## Problem to work on:
Search the listing below for the word "text" and copy each line that holds it.

## Given records:
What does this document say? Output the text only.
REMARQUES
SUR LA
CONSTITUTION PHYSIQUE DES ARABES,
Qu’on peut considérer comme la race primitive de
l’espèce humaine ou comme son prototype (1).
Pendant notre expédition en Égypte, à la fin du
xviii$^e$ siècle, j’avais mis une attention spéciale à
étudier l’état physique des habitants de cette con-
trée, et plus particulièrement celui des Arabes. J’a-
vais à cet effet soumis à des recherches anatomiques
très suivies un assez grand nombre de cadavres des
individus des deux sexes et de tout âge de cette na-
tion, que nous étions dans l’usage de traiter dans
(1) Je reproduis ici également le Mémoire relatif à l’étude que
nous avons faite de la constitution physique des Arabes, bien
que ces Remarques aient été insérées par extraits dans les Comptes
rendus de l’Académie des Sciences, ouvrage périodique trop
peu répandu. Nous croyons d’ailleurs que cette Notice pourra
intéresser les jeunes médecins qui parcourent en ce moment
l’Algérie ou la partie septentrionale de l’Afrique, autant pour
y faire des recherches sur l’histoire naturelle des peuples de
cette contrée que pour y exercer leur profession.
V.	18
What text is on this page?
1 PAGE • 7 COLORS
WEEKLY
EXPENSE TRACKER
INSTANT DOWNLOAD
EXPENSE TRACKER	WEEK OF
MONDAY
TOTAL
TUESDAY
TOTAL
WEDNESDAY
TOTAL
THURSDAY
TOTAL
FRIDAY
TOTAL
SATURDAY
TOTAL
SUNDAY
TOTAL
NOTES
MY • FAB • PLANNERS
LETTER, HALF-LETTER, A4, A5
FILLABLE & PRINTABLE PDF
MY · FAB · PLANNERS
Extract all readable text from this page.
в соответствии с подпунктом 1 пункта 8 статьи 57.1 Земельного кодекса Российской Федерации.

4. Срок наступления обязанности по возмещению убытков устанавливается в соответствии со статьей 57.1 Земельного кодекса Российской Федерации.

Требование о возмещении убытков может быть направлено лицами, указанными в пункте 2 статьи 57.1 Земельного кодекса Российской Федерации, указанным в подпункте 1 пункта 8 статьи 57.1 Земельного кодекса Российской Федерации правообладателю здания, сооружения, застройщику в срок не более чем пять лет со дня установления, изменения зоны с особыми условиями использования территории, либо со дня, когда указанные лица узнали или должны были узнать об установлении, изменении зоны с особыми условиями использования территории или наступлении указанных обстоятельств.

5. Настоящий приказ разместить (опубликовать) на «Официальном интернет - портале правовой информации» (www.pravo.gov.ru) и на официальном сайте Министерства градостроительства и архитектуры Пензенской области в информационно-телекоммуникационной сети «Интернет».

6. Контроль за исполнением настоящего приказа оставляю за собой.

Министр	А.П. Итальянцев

## Response to this task:
What does this document say? Output the text only.
What text is on this page?
Extract all readable text from this page.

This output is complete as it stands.